• Requirements: In the entries below, find the lines that contain the word "name" and copy them.

• Supplied entries:

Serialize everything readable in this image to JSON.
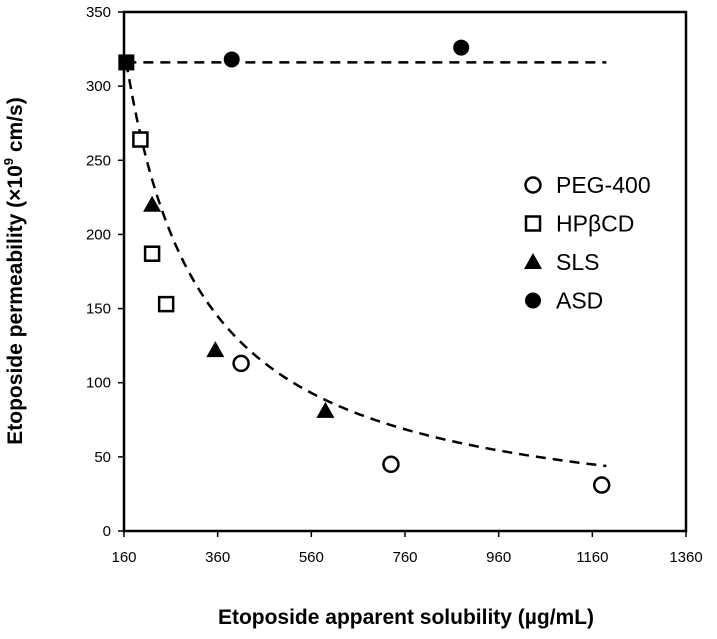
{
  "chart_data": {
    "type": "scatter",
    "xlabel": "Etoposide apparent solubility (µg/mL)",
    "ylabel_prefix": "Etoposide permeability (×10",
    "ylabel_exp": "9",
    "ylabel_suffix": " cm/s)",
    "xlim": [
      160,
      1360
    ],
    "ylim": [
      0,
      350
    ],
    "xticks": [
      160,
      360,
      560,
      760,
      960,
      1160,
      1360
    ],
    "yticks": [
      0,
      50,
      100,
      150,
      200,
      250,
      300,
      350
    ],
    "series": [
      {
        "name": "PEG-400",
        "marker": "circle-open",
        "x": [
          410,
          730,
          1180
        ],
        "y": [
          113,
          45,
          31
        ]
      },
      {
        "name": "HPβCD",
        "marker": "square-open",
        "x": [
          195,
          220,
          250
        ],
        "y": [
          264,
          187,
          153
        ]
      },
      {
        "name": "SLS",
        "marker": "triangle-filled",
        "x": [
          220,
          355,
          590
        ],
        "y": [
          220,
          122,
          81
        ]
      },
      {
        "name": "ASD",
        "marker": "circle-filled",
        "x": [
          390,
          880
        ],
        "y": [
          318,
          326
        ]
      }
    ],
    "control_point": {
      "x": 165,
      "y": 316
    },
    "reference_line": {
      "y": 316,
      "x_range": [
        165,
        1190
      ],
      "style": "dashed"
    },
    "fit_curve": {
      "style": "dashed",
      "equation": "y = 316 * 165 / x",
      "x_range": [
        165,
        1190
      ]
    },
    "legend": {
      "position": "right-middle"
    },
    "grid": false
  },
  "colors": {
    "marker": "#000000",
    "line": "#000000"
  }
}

• Output:
        "name": "PEG-400",
        "name": "HPβCD",
        "name": "SLS",
        "name": "ASD",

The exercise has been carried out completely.